From the listing, collect all lines containing the word "piControl".

[begin Stored data]

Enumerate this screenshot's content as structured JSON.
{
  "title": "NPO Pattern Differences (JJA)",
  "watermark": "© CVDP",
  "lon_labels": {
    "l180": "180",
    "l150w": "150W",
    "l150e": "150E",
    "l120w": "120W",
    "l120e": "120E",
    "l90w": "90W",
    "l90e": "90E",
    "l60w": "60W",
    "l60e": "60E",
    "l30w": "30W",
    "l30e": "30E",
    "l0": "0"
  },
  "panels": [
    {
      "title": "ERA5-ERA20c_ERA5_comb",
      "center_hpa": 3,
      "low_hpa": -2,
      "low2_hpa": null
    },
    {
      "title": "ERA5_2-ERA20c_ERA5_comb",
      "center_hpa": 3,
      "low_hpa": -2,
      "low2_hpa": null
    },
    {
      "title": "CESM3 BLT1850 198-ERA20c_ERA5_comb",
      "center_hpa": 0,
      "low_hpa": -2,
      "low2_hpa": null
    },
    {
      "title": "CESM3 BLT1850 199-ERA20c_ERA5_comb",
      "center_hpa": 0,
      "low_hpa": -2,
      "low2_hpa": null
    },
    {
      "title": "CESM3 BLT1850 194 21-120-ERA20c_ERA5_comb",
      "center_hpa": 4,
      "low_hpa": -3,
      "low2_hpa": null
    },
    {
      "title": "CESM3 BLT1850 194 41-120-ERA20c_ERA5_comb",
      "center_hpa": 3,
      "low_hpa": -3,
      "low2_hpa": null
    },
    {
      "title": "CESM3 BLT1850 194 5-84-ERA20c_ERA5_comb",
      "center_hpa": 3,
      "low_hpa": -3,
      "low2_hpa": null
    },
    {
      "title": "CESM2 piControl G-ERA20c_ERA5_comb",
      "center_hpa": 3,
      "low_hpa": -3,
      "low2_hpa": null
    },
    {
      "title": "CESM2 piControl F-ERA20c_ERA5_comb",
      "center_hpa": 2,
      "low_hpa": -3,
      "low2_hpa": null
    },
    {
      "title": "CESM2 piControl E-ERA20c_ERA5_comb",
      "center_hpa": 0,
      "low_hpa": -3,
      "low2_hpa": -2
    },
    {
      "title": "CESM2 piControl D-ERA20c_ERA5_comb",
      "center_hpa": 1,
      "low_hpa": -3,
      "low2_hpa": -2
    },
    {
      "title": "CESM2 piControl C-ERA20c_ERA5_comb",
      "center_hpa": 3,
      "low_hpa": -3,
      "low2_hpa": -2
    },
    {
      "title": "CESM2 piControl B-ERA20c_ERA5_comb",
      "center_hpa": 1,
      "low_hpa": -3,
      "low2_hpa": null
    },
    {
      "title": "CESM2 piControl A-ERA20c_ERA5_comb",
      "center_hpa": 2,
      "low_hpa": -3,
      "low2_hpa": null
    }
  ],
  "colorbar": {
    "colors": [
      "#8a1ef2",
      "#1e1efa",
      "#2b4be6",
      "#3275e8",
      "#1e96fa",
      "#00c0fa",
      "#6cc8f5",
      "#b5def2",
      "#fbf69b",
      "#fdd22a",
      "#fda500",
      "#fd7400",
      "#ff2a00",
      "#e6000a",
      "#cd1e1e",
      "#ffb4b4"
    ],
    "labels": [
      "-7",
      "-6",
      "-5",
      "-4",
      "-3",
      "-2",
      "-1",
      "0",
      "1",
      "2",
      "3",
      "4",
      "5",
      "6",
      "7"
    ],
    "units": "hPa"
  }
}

[end Stored data]

Final answer
      "title": "CESM2 piControl G-ERA20c_ERA5_comb",
      "title": "CESM2 piControl F-ERA20c_ERA5_comb",
      "title": "CESM2 piControl E-ERA20c_ERA5_comb",
      "title": "CESM2 piControl D-ERA20c_ERA5_comb",
      "title": "CESM2 piControl C-ERA20c_ERA5_comb",
      "title": "CESM2 piControl B-ERA20c_ERA5_comb",
      "title": "CESM2 piControl A-ERA20c_ERA5_comb",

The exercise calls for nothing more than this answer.